Layout coordinate data
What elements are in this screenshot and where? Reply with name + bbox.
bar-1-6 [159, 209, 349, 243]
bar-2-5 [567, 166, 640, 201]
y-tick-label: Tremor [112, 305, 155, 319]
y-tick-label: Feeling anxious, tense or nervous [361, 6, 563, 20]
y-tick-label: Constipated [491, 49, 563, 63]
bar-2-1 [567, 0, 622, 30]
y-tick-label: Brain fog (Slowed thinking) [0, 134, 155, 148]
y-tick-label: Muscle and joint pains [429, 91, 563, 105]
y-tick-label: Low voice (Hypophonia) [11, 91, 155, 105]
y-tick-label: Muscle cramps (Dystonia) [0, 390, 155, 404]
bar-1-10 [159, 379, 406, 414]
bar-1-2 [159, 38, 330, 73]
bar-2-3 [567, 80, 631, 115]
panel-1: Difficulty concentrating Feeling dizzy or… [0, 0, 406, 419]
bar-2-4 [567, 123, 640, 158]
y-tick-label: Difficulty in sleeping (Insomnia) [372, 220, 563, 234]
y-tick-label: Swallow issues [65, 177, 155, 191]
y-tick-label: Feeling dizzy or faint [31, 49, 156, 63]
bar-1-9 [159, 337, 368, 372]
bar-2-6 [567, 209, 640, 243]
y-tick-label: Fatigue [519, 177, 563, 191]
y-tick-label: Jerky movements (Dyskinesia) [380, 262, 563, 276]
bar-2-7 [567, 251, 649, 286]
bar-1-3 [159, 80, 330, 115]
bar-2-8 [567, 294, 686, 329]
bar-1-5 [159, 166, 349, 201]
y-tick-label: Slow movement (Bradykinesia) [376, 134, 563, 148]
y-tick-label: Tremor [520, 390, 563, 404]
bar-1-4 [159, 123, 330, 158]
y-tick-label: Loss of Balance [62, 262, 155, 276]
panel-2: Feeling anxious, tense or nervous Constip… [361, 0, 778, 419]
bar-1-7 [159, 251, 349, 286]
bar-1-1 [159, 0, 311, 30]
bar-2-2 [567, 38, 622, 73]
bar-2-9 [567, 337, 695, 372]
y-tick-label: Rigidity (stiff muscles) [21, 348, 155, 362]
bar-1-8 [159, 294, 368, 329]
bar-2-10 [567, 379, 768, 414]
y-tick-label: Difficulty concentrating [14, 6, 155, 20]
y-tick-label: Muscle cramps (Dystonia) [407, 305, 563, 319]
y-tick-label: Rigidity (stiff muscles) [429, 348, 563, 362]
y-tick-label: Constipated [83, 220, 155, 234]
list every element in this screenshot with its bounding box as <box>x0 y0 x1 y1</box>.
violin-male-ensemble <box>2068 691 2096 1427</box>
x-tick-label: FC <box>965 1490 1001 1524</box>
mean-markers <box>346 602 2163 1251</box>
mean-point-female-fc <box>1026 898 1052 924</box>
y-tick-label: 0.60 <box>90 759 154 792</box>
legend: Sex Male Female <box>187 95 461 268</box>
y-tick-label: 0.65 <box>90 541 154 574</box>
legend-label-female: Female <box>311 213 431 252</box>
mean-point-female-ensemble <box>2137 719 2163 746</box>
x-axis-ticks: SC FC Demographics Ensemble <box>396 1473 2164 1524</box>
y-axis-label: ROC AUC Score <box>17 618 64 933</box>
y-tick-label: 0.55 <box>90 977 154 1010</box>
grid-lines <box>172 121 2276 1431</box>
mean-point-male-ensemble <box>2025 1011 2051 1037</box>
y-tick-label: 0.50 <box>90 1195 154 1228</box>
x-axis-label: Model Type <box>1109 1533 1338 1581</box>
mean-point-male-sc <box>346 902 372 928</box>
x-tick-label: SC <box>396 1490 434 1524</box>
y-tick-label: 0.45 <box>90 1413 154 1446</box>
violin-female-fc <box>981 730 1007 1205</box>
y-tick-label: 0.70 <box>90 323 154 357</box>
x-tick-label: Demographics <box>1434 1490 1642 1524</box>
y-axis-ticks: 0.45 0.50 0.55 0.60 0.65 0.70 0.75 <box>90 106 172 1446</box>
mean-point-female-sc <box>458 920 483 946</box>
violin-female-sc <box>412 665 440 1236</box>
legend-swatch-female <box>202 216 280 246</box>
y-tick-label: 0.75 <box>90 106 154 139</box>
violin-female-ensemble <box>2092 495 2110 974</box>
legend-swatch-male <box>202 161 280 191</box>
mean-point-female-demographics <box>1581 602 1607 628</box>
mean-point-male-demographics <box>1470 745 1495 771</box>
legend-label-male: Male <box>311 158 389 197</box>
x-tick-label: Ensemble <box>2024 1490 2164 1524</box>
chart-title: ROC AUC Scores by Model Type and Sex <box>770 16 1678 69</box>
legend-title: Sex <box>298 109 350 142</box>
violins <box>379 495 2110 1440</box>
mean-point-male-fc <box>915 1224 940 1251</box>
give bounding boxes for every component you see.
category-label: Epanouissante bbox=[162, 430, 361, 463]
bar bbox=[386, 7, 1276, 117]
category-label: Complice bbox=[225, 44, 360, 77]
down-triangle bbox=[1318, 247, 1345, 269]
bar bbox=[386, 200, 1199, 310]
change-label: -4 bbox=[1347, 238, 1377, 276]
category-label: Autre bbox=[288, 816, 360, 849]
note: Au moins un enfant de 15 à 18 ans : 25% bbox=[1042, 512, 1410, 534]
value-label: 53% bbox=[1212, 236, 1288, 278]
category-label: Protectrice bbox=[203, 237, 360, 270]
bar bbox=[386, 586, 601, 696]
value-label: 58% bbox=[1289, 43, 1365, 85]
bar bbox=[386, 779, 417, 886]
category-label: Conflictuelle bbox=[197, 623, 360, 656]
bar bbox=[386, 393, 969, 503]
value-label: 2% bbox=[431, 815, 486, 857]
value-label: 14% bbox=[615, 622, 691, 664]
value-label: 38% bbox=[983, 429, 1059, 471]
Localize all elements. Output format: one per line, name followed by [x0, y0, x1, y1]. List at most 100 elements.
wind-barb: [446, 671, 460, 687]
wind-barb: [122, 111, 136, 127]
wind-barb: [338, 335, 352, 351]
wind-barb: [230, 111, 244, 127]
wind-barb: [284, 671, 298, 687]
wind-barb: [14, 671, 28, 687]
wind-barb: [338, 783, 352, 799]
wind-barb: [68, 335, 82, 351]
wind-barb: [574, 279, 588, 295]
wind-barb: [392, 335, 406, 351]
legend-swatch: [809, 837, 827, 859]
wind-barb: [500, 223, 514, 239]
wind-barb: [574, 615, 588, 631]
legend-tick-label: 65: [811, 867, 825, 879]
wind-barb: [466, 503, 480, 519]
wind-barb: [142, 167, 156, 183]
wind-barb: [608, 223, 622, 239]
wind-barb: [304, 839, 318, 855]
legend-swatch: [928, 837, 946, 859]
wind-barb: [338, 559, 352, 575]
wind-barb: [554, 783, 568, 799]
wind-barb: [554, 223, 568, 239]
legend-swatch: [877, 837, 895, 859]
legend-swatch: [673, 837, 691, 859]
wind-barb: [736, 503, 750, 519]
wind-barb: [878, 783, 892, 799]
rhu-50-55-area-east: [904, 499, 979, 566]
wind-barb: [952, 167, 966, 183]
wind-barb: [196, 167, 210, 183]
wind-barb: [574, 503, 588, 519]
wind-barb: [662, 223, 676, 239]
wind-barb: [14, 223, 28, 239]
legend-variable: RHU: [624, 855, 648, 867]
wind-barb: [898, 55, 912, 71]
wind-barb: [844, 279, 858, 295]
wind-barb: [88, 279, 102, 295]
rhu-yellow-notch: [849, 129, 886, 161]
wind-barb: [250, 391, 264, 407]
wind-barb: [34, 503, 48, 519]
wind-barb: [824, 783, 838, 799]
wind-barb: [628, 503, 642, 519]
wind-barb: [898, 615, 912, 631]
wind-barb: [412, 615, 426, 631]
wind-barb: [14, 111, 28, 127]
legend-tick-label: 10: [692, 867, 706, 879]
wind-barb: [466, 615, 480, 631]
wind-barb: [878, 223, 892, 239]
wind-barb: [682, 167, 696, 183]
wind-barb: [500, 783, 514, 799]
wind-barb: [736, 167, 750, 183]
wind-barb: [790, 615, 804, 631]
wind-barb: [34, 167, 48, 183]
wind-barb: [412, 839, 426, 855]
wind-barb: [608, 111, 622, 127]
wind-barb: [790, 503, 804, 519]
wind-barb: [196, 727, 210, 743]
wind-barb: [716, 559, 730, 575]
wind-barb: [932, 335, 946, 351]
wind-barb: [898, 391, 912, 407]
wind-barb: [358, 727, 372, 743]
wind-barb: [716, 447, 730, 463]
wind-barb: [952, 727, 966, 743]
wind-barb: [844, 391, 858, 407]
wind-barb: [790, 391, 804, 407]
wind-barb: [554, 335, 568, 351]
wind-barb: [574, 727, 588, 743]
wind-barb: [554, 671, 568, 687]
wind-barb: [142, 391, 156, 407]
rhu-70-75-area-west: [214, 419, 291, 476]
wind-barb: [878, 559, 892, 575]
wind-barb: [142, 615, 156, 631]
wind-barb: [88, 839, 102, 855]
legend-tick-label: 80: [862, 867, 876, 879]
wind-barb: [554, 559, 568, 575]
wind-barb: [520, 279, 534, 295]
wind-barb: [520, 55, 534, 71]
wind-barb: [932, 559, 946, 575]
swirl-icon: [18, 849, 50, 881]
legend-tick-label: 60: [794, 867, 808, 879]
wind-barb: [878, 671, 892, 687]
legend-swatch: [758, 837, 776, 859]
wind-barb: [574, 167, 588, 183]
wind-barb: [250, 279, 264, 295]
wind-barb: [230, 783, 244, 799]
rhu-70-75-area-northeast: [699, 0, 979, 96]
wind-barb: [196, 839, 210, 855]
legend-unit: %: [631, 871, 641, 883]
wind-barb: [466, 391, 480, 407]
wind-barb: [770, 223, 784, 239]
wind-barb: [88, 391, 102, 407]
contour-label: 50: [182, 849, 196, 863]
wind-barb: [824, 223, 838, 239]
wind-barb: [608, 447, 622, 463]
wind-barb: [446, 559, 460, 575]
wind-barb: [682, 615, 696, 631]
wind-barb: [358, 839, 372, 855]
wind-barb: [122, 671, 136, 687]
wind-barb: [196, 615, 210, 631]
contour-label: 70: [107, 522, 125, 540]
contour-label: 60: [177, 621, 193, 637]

TASK =
Please work out how many lines of the records above contain the string "Feeling", with case counting, and give only that number.

SOLVED PROBLEM =
4